# DATA
* * * * *
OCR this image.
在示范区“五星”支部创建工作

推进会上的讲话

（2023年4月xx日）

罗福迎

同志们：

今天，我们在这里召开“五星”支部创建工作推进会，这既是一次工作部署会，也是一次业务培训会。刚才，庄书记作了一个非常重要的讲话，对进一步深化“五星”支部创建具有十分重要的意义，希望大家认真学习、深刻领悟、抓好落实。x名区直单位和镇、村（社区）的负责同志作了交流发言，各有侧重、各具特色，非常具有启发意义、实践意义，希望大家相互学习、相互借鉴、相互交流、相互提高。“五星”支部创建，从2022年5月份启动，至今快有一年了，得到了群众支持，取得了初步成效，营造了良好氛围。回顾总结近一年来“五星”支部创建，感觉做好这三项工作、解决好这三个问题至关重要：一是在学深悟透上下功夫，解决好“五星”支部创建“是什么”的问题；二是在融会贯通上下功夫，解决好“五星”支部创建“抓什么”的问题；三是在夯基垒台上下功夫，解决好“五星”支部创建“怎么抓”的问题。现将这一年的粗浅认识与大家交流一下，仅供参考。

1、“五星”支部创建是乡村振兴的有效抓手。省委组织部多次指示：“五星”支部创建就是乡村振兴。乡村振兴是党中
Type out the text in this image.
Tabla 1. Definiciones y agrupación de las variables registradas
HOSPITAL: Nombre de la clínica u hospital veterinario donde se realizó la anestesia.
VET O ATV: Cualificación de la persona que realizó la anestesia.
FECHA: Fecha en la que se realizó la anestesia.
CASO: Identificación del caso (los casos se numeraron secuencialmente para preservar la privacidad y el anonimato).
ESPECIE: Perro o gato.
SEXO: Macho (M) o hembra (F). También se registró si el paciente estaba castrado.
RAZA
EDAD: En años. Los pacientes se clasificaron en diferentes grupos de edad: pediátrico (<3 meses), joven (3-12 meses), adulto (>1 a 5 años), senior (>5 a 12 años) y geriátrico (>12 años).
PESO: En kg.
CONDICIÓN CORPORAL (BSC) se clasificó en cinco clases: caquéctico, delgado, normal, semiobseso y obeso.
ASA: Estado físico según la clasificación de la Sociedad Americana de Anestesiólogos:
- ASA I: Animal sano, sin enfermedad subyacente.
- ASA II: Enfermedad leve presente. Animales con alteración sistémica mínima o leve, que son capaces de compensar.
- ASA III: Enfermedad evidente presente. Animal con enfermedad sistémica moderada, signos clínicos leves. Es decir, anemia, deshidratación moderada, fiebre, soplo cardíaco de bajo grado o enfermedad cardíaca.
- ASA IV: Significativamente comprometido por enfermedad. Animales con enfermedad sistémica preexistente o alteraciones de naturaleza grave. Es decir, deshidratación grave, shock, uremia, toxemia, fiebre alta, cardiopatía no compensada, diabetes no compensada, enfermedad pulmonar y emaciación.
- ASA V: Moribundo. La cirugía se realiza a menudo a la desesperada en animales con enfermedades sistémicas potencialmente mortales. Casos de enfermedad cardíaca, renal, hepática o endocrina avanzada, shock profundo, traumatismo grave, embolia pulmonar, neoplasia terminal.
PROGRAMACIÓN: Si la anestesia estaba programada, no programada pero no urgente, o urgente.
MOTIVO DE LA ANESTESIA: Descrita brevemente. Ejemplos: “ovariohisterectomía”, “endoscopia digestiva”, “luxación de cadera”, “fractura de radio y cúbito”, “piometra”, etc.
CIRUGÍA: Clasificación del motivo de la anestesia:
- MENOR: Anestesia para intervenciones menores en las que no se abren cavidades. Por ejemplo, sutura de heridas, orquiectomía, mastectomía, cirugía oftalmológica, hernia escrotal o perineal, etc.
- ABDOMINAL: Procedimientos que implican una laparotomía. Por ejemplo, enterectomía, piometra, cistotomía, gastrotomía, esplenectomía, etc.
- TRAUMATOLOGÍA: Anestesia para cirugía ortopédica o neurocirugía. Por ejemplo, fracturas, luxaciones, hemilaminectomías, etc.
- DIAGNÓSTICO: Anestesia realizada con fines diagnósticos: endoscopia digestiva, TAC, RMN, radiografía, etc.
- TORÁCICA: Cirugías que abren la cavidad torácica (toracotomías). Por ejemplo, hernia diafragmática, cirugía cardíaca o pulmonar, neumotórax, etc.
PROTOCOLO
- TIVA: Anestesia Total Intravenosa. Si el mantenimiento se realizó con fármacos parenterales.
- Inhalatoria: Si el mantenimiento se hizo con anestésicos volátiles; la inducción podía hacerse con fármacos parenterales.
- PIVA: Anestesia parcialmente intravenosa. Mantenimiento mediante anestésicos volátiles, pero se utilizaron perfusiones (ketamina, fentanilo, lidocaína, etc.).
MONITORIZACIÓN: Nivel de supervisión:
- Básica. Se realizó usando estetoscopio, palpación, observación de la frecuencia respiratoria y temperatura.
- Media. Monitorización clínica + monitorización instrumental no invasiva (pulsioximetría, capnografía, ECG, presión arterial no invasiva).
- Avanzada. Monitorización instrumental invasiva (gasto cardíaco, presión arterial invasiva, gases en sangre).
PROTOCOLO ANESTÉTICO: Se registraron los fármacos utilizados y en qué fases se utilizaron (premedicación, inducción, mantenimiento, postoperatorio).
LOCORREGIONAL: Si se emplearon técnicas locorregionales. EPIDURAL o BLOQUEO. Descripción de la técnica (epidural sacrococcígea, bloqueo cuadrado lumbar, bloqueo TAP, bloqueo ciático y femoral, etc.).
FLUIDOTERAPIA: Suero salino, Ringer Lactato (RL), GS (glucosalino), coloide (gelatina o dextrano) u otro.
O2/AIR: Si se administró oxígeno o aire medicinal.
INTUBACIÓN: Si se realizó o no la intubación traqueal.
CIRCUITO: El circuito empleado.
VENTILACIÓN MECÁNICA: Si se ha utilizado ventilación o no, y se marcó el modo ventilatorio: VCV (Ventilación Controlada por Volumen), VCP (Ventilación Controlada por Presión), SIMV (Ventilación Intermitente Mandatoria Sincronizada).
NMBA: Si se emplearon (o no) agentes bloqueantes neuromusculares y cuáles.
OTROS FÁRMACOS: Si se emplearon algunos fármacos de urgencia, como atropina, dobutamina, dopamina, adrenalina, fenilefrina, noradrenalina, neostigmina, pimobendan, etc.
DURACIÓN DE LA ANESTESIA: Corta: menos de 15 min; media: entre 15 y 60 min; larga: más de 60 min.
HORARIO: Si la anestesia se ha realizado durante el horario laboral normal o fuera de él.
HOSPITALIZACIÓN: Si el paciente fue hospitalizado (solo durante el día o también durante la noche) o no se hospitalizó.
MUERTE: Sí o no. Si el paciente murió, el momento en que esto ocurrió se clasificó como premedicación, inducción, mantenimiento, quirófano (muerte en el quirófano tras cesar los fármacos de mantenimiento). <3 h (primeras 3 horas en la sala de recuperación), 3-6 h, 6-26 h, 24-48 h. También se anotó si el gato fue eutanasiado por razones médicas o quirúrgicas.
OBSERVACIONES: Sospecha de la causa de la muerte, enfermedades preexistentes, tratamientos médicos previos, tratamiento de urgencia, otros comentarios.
* * * * *
# WRITTEN INSTRUCTION
Give the records above again, word for word.

# ANSWER BELOW
OCR this image.
在示范区“五星”支部创建工作

推进会上的讲话

（2023年4月xx日）

罗福迎

同志们：

今天，我们在这里召开“五星”支部创建工作推进会，这既是一次工作部署会，也是一次业务培训会。刚才，庄书记作了一个非常重要的讲话，对进一步深化“五星”支部创建具有十分重要的意义，希望大家认真学习、深刻领悟、抓好落实。x名区直单位和镇、村（社区）的负责同志作了交流发言，各有侧重、各具特色，非常具有启发意义、实践意义，希望大家相互学习、相互借鉴、相互交流、相互提高。“五星”支部创建，从2022年5月份启动，至今快有一年了，得到了群众支持，取得了初步成效，营造了良好氛围。回顾总结近一年来“五星”支部创建，感觉做好这三项工作、解决好这三个问题至关重要：一是在学深悟透上下功夫，解决好“五星”支部创建“是什么”的问题；二是在融会贯通上下功夫，解决好“五星”支部创建“抓什么”的问题；三是在夯基垒台上下功夫，解决好“五星”支部创建“怎么抓”的问题。现将这一年的粗浅认识与大家交流一下，仅供参考。

1、“五星”支部创建是乡村振兴的有效抓手。省委组织部多次指示：“五星”支部创建就是乡村振兴。乡村振兴是党中
Type out the text in this image.
Tabla 1. Definiciones y agrupación de las variables registradas
HOSPITAL: Nombre de la clínica u hospital veterinario donde se realizó la anestesia.
VET O ATV: Cualificación de la persona que realizó la anestesia.
FECHA: Fecha en la que se realizó la anestesia.
CASO: Identificación del caso (los casos se numeraron secuencialmente para preservar la privacidad y el anonimato).
ESPECIE: Perro o gato.
SEXO: Macho (M) o hembra (F). También se registró si el paciente estaba castrado.
RAZA
EDAD: En años. Los pacientes se clasificaron en diferentes grupos de edad: pediátrico (<3 meses), joven (3-12 meses), adulto (>1 a 5 años), senior (>5 a 12 años) y geriátrico (>12 años).
PESO: En kg.
CONDICIÓN CORPORAL (BSC) se clasificó en cinco clases: caquéctico, delgado, normal, semiobseso y obeso.
ASA: Estado físico según la clasificación de la Sociedad Americana de Anestesiólogos:
- ASA I: Animal sano, sin enfermedad subyacente.
- ASA II: Enfermedad leve presente. Animales con alteración sistémica mínima o leve, que son capaces de compensar.
- ASA III: Enfermedad evidente presente. Animal con enfermedad sistémica moderada, signos clínicos leves. Es decir, anemia, deshidratación moderada, fiebre, soplo cardíaco de bajo grado o enfermedad cardíaca.
- ASA IV: Significativamente comprometido por enfermedad. Animales con enfermedad sistémica preexistente o alteraciones de naturaleza grave. Es decir, deshidratación grave, shock, uremia, toxemia, fiebre alta, cardiopatía no compensada, diabetes no compensada, enfermedad pulmonar y emaciación.
- ASA V: Moribundo. La cirugía se realiza a menudo a la desesperada en animales con enfermedades sistémicas potencialmente mortales. Casos de enfermedad cardíaca, renal, hepática o endocrina avanzada, shock profundo, traumatismo grave, embolia pulmonar, neoplasia terminal.
PROGRAMACIÓN: Si la anestesia estaba programada, no programada pero no urgente, o urgente.
MOTIVO DE LA ANESTESIA: Descrita brevemente. Ejemplos: “ovariohisterectomía”, “endoscopia digestiva”, “luxación de cadera”, “fractura de radio y cúbito”, “piometra”, etc.
CIRUGÍA: Clasificación del motivo de la anestesia:
- MENOR: Anestesia para intervenciones menores en las que no se abren cavidades. Por ejemplo, sutura de heridas, orquiectomía, mastectomía, cirugía oftalmológica, hernia escrotal o perineal, etc.
- ABDOMINAL: Procedimientos que implican una laparotomía. Por ejemplo, enterectomía, piometra, cistotomía, gastrotomía, esplenectomía, etc.
- TRAUMATOLOGÍA: Anestesia para cirugía ortopédica o neurocirugía. Por ejemplo, fracturas, luxaciones, hemilaminectomías, etc.
- DIAGNÓSTICO: Anestesia realizada con fines diagnósticos: endoscopia digestiva, TAC, RMN, radiografía, etc.
- TORÁCICA: Cirugías que abren la cavidad torácica (toracotomías). Por ejemplo, hernia diafragmática, cirugía cardíaca o pulmonar, neumotórax, etc.
PROTOCOLO
- TIVA: Anestesia Total Intravenosa. Si el mantenimiento se realizó con fármacos parenterales.
- Inhalatoria: Si el mantenimiento se hizo con anestésicos volátiles; la inducción podía hacerse con fármacos parenterales.
- PIVA: Anestesia parcialmente intravenosa. Mantenimiento mediante anestésicos volátiles, pero se utilizaron perfusiones (ketamina, fentanilo, lidocaína, etc.).
MONITORIZACIÓN: Nivel de supervisión:
- Básica. Se realizó usando estetoscopio, palpación, observación de la frecuencia respiratoria y temperatura.
- Media. Monitorización clínica + monitorización instrumental no invasiva (pulsioximetría, capnografía, ECG, presión arterial no invasiva).
- Avanzada. Monitorización instrumental invasiva (gasto cardíaco, presión arterial invasiva, gases en sangre).
PROTOCOLO ANESTÉTICO: Se registraron los fármacos utilizados y en qué fases se utilizaron (premedicación, inducción, mantenimiento, postoperatorio).
LOCORREGIONAL: Si se emplearon técnicas locorregionales. EPIDURAL o BLOQUEO. Descripción de la técnica (epidural sacrococcígea, bloqueo cuadrado lumbar, bloqueo TAP, bloqueo ciático y femoral, etc.).
FLUIDOTERAPIA: Suero salino, Ringer Lactato (RL), GS (glucosalino), coloide (gelatina o dextrano) u otro.
O2/AIR: Si se administró oxígeno o aire medicinal.
INTUBACIÓN: Si se realizó o no la intubación traqueal.
CIRCUITO: El circuito empleado.
VENTILACIÓN MECÁNICA: Si se ha utilizado ventilación o no, y se marcó el modo ventilatorio: VCV (Ventilación Controlada por Volumen), VCP (Ventilación Controlada por Presión), SIMV (Ventilación Intermitente Mandatoria Sincronizada).
NMBA: Si se emplearon (o no) agentes bloqueantes neuromusculares y cuáles.
OTROS FÁRMACOS: Si se emplearon algunos fármacos de urgencia, como atropina, dobutamina, dopamina, adrenalina, fenilefrina, noradrenalina, neostigmina, pimobendan, etc.
DURACIÓN DE LA ANESTESIA: Corta: menos de 15 min; media: entre 15 y 60 min; larga: más de 60 min.
HORARIO: Si la anestesia se ha realizado durante el horario laboral normal o fuera de él.
HOSPITALIZACIÓN: Si el paciente fue hospitalizado (solo durante el día o también durante la noche) o no se hospitalizó.
MUERTE: Sí o no. Si el paciente murió, el momento en que esto ocurrió se clasificó como premedicación, inducción, mantenimiento, quirófano (muerte en el quirófano tras cesar los fármacos de mantenimiento). <3 h (primeras 3 horas en la sala de recuperación), 3-6 h, 6-26 h, 24-48 h. También se anotó si el gato fue eutanasiado por razones médicas o quirúrgicas.
OBSERVACIONES: Sospecha de la causa de la muerte, enfermedades preexistentes, tratamientos médicos previos, tratamiento de urgencia, otros comentarios.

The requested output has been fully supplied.